## start

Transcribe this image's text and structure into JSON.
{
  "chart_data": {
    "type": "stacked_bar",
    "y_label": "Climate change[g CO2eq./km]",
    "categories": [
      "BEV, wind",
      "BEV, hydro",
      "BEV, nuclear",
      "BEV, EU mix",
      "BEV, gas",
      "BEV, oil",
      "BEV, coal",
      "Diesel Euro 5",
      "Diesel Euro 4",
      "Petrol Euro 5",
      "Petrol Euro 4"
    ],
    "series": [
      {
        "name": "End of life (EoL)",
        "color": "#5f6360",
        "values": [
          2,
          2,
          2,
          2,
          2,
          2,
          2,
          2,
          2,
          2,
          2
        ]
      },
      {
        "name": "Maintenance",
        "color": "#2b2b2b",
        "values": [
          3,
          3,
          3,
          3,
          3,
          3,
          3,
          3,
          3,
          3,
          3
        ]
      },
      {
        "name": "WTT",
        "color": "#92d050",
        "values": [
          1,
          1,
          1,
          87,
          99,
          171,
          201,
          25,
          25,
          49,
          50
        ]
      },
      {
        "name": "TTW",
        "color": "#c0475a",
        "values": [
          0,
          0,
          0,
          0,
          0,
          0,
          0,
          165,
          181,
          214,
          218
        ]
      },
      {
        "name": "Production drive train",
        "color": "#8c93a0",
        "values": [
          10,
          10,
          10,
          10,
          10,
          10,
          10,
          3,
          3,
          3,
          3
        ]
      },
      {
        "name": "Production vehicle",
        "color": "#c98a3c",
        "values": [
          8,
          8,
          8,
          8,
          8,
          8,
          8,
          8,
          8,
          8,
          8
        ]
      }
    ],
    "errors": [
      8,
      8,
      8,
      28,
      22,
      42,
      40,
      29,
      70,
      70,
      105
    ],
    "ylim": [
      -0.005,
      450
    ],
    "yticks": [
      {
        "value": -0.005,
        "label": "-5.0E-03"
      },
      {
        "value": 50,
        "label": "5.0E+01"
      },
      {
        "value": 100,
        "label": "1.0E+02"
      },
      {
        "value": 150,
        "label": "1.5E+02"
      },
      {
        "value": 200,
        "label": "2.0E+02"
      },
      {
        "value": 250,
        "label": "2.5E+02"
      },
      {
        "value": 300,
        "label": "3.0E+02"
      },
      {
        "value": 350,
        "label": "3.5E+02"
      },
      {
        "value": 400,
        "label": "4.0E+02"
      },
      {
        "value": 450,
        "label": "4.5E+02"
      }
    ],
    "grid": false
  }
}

## end

▶ **REQUIREMENTS**
Output the lines above verbatim and in full.

▶ **EXERCISE SOLUTION**
Transcribe this image's text and structure into JSON.
{
  "chart_data": {
    "type": "stacked_bar",
    "y_label": "Climate change[g CO2eq./km]",
    "categories": [
      "BEV, wind",
      "BEV, hydro",
      "BEV, nuclear",
      "BEV, EU mix",
      "BEV, gas",
      "BEV, oil",
      "BEV, coal",
      "Diesel Euro 5",
      "Diesel Euro 4",
      "Petrol Euro 5",
      "Petrol Euro 4"
    ],
    "series": [
      {
        "name": "End of life (EoL)",
        "color": "#5f6360",
        "values": [
          2,
          2,
          2,
          2,
          2,
          2,
          2,
          2,
          2,
          2,
          2
        ]
      },
      {
        "name": "Maintenance",
        "color": "#2b2b2b",
        "values": [
          3,
          3,
          3,
          3,
          3,
          3,
          3,
          3,
          3,
          3,
          3
        ]
      },
      {
        "name": "WTT",
        "color": "#92d050",
        "values": [
          1,
          1,
          1,
          87,
          99,
          171,
          201,
          25,
          25,
          49,
          50
        ]
      },
      {
        "name": "TTW",
        "color": "#c0475a",
        "values": [
          0,
          0,
          0,
          0,
          0,
          0,
          0,
          165,
          181,
          214,
          218
        ]
      },
      {
        "name": "Production drive train",
        "color": "#8c93a0",
        "values": [
          10,
          10,
          10,
          10,
          10,
          10,
          10,
          3,
          3,
          3,
          3
        ]
      },
      {
        "name": "Production vehicle",
        "color": "#c98a3c",
        "values": [
          8,
          8,
          8,
          8,
          8,
          8,
          8,
          8,
          8,
          8,
          8
        ]
      }
    ],
    "errors": [
      8,
      8,
      8,
      28,
      22,
      42,
      40,
      29,
      70,
      70,
      105
    ],
    "ylim": [
      -0.005,
      450
    ],
    "yticks": [
      {
        "value": -0.005,
        "label": "-5.0E-03"
      },
      {
        "value": 50,
        "label": "5.0E+01"
      },
      {
        "value": 100,
        "label": "1.0E+02"
      },
      {
        "value": 150,
        "label": "1.5E+02"
      },
      {
        "value": 200,
        "label": "2.0E+02"
      },
      {
        "value": 250,
        "label": "2.5E+02"
      },
      {
        "value": 300,
        "label": "3.0E+02"
      },
      {
        "value": 350,
        "label": "3.5E+02"
      },
      {
        "value": 400,
        "label": "4.0E+02"
      },
      {
        "value": 450,
        "label": "4.5E+02"
      }
    ],
    "grid": false
  }
}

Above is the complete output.